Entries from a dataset
· · ·
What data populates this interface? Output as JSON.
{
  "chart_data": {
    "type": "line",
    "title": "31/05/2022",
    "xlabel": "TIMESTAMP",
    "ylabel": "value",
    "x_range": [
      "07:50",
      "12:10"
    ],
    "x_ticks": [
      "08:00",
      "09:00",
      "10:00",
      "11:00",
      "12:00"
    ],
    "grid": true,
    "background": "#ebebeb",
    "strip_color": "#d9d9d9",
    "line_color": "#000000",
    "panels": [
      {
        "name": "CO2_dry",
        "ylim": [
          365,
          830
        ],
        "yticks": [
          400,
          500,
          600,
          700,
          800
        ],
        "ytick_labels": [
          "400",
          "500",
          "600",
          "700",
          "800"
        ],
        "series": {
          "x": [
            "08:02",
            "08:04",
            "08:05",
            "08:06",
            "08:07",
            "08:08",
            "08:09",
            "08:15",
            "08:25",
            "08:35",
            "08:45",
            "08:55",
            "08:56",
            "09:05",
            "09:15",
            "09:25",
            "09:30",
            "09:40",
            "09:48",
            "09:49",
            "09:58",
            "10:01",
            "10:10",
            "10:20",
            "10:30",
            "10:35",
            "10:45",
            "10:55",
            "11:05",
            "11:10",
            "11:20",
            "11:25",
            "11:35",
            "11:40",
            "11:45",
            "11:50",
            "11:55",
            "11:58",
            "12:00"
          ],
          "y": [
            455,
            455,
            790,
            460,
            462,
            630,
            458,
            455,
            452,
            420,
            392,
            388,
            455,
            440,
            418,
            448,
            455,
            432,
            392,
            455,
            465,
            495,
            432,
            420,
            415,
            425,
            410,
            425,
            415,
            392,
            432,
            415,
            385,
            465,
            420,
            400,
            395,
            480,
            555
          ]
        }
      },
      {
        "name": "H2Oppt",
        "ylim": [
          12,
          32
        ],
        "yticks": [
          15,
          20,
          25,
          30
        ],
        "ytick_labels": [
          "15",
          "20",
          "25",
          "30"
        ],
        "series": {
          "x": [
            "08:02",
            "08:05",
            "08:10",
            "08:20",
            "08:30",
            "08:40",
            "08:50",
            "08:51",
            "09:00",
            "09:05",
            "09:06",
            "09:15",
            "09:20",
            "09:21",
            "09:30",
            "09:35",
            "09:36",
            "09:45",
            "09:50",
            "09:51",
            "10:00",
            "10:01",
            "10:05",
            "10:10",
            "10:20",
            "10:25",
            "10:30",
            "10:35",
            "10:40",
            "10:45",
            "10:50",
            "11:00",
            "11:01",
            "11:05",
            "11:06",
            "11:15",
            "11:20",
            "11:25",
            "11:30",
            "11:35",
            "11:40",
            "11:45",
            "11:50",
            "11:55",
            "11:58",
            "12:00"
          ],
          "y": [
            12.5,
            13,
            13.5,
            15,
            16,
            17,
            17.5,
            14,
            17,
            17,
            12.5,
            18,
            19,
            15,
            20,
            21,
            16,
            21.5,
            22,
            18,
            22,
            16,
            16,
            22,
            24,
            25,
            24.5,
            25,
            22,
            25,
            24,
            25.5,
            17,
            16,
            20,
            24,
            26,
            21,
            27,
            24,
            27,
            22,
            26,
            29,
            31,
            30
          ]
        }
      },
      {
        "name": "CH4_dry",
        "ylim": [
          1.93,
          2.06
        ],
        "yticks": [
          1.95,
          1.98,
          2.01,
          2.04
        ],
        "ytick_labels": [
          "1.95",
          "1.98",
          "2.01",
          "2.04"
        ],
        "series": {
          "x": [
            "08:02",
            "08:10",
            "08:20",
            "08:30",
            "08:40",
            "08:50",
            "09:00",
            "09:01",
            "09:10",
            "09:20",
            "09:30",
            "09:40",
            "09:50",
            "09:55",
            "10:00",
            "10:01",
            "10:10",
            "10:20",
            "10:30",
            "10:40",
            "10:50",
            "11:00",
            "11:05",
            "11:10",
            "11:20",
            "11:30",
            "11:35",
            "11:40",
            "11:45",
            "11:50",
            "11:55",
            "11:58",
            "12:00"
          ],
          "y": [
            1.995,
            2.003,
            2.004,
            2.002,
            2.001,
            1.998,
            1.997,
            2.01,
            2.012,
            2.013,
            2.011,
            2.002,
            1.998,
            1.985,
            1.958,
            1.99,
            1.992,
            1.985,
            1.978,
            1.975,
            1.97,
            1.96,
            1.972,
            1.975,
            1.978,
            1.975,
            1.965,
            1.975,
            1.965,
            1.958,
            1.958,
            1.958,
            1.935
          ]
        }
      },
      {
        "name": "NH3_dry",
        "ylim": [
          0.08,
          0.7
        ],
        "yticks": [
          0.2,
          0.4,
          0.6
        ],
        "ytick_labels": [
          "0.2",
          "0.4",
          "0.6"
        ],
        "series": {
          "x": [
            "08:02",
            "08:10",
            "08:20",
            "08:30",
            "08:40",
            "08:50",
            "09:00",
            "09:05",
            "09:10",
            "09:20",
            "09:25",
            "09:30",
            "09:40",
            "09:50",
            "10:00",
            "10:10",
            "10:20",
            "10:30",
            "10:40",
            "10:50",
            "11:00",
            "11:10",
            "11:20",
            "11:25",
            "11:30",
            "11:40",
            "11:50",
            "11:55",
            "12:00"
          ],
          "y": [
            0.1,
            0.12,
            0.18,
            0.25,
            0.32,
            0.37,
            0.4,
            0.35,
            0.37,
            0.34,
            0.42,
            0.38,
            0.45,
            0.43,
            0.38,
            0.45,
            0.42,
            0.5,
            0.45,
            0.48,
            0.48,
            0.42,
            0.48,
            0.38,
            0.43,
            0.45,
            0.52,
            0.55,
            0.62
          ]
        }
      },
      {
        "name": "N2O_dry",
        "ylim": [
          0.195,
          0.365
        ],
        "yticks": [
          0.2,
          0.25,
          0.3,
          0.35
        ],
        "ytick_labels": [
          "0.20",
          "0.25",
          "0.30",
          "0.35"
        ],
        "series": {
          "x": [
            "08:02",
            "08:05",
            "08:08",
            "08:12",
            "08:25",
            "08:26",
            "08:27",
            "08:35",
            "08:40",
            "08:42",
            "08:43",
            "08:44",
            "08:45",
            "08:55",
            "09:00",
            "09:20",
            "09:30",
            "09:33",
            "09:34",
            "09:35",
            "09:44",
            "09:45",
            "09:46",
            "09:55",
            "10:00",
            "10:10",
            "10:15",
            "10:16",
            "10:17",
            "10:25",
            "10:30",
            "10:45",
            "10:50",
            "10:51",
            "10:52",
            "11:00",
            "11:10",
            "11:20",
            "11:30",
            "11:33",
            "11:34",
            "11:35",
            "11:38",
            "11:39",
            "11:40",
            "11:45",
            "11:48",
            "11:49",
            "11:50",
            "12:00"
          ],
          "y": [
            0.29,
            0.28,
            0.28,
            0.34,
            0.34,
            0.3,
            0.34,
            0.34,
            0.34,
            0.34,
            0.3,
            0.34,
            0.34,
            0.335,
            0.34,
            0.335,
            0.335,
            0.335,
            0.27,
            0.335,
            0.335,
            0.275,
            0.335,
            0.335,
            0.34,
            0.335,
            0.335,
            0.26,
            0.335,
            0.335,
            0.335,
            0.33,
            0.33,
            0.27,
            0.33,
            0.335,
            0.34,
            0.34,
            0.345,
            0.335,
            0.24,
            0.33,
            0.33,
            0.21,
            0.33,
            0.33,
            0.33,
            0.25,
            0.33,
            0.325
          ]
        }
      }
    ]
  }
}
· · ·
--- Challenge ---
Output the complete data exactly as written.

--- Task answer ---
What data populates this interface? Output as JSON.
{
  "chart_data": {
    "type": "line",
    "title": "31/05/2022",
    "xlabel": "TIMESTAMP",
    "ylabel": "value",
    "x_range": [
      "07:50",
      "12:10"
    ],
    "x_ticks": [
      "08:00",
      "09:00",
      "10:00",
      "11:00",
      "12:00"
    ],
    "grid": true,
    "background": "#ebebeb",
    "strip_color": "#d9d9d9",
    "line_color": "#000000",
    "panels": [
      {
        "name": "CO2_dry",
        "ylim": [
          365,
          830
        ],
        "yticks": [
          400,
          500,
          600,
          700,
          800
        ],
        "ytick_labels": [
          "400",
          "500",
          "600",
          "700",
          "800"
        ],
        "series": {
          "x": [
            "08:02",
            "08:04",
            "08:05",
            "08:06",
            "08:07",
            "08:08",
            "08:09",
            "08:15",
            "08:25",
            "08:35",
            "08:45",
            "08:55",
            "08:56",
            "09:05",
            "09:15",
            "09:25",
            "09:30",
            "09:40",
            "09:48",
            "09:49",
            "09:58",
            "10:01",
            "10:10",
            "10:20",
            "10:30",
            "10:35",
            "10:45",
            "10:55",
            "11:05",
            "11:10",
            "11:20",
            "11:25",
            "11:35",
            "11:40",
            "11:45",
            "11:50",
            "11:55",
            "11:58",
            "12:00"
          ],
          "y": [
            455,
            455,
            790,
            460,
            462,
            630,
            458,
            455,
            452,
            420,
            392,
            388,
            455,
            440,
            418,
            448,
            455,
            432,
            392,
            455,
            465,
            495,
            432,
            420,
            415,
            425,
            410,
            425,
            415,
            392,
            432,
            415,
            385,
            465,
            420,
            400,
            395,
            480,
            555
          ]
        }
      },
      {
        "name": "H2Oppt",
        "ylim": [
          12,
          32
        ],
        "yticks": [
          15,
          20,
          25,
          30
        ],
        "ytick_labels": [
          "15",
          "20",
          "25",
          "30"
        ],
        "series": {
          "x": [
            "08:02",
            "08:05",
            "08:10",
            "08:20",
            "08:30",
            "08:40",
            "08:50",
            "08:51",
            "09:00",
            "09:05",
            "09:06",
            "09:15",
            "09:20",
            "09:21",
            "09:30",
            "09:35",
            "09:36",
            "09:45",
            "09:50",
            "09:51",
            "10:00",
            "10:01",
            "10:05",
            "10:10",
            "10:20",
            "10:25",
            "10:30",
            "10:35",
            "10:40",
            "10:45",
            "10:50",
            "11:00",
            "11:01",
            "11:05",
            "11:06",
            "11:15",
            "11:20",
            "11:25",
            "11:30",
            "11:35",
            "11:40",
            "11:45",
            "11:50",
            "11:55",
            "11:58",
            "12:00"
          ],
          "y": [
            12.5,
            13,
            13.5,
            15,
            16,
            17,
            17.5,
            14,
            17,
            17,
            12.5,
            18,
            19,
            15,
            20,
            21,
            16,
            21.5,
            22,
            18,
            22,
            16,
            16,
            22,
            24,
            25,
            24.5,
            25,
            22,
            25,
            24,
            25.5,
            17,
            16,
            20,
            24,
            26,
            21,
            27,
            24,
            27,
            22,
            26,
            29,
            31,
            30
          ]
        }
      },
      {
        "name": "CH4_dry",
        "ylim": [
          1.93,
          2.06
        ],
        "yticks": [
          1.95,
          1.98,
          2.01,
          2.04
        ],
        "ytick_labels": [
          "1.95",
          "1.98",
          "2.01",
          "2.04"
        ],
        "series": {
          "x": [
            "08:02",
            "08:10",
            "08:20",
            "08:30",
            "08:40",
            "08:50",
            "09:00",
            "09:01",
            "09:10",
            "09:20",
            "09:30",
            "09:40",
            "09:50",
            "09:55",
            "10:00",
            "10:01",
            "10:10",
            "10:20",
            "10:30",
            "10:40",
            "10:50",
            "11:00",
            "11:05",
            "11:10",
            "11:20",
            "11:30",
            "11:35",
            "11:40",
            "11:45",
            "11:50",
            "11:55",
            "11:58",
            "12:00"
          ],
          "y": [
            1.995,
            2.003,
            2.004,
            2.002,
            2.001,
            1.998,
            1.997,
            2.01,
            2.012,
            2.013,
            2.011,
            2.002,
            1.998,
            1.985,
            1.958,
            1.99,
            1.992,
            1.985,
            1.978,
            1.975,
            1.97,
            1.96,
            1.972,
            1.975,
            1.978,
            1.975,
            1.965,
            1.975,
            1.965,
            1.958,
            1.958,
            1.958,
            1.935
          ]
        }
      },
      {
        "name": "NH3_dry",
        "ylim": [
          0.08,
          0.7
        ],
        "yticks": [
          0.2,
          0.4,
          0.6
        ],
        "ytick_labels": [
          "0.2",
          "0.4",
          "0.6"
        ],
        "series": {
          "x": [
            "08:02",
            "08:10",
            "08:20",
            "08:30",
            "08:40",
            "08:50",
            "09:00",
            "09:05",
            "09:10",
            "09:20",
            "09:25",
            "09:30",
            "09:40",
            "09:50",
            "10:00",
            "10:10",
            "10:20",
            "10:30",
            "10:40",
            "10:50",
            "11:00",
            "11:10",
            "11:20",
            "11:25",
            "11:30",
            "11:40",
            "11:50",
            "11:55",
            "12:00"
          ],
          "y": [
            0.1,
            0.12,
            0.18,
            0.25,
            0.32,
            0.37,
            0.4,
            0.35,
            0.37,
            0.34,
            0.42,
            0.38,
            0.45,
            0.43,
            0.38,
            0.45,
            0.42,
            0.5,
            0.45,
            0.48,
            0.48,
            0.42,
            0.48,
            0.38,
            0.43,
            0.45,
            0.52,
            0.55,
            0.62
          ]
        }
      },
      {
        "name": "N2O_dry",
        "ylim": [
          0.195,
          0.365
        ],
        "yticks": [
          0.2,
          0.25,
          0.3,
          0.35
        ],
        "ytick_labels": [
          "0.20",
          "0.25",
          "0.30",
          "0.35"
        ],
        "series": {
          "x": [
            "08:02",
            "08:05",
            "08:08",
            "08:12",
            "08:25",
            "08:26",
            "08:27",
            "08:35",
            "08:40",
            "08:42",
            "08:43",
            "08:44",
            "08:45",
            "08:55",
            "09:00",
            "09:20",
            "09:30",
            "09:33",
            "09:34",
            "09:35",
            "09:44",
            "09:45",
            "09:46",
            "09:55",
            "10:00",
            "10:10",
            "10:15",
            "10:16",
            "10:17",
            "10:25",
            "10:30",
            "10:45",
            "10:50",
            "10:51",
            "10:52",
            "11:00",
            "11:10",
            "11:20",
            "11:30",
            "11:33",
            "11:34",
            "11:35",
            "11:38",
            "11:39",
            "11:40",
            "11:45",
            "11:48",
            "11:49",
            "11:50",
            "12:00"
          ],
          "y": [
            0.29,
            0.28,
            0.28,
            0.34,
            0.34,
            0.3,
            0.34,
            0.34,
            0.34,
            0.34,
            0.3,
            0.34,
            0.34,
            0.335,
            0.34,
            0.335,
            0.335,
            0.335,
            0.27,
            0.335,
            0.335,
            0.275,
            0.335,
            0.335,
            0.34,
            0.335,
            0.335,
            0.26,
            0.335,
            0.335,
            0.335,
            0.33,
            0.33,
            0.27,
            0.33,
            0.335,
            0.34,
            0.34,
            0.345,
            0.335,
            0.24,
            0.33,
            0.33,
            0.21,
            0.33,
            0.33,
            0.33,
            0.25,
            0.33,
            0.325
          ]
        }
      }
    ]
  }
}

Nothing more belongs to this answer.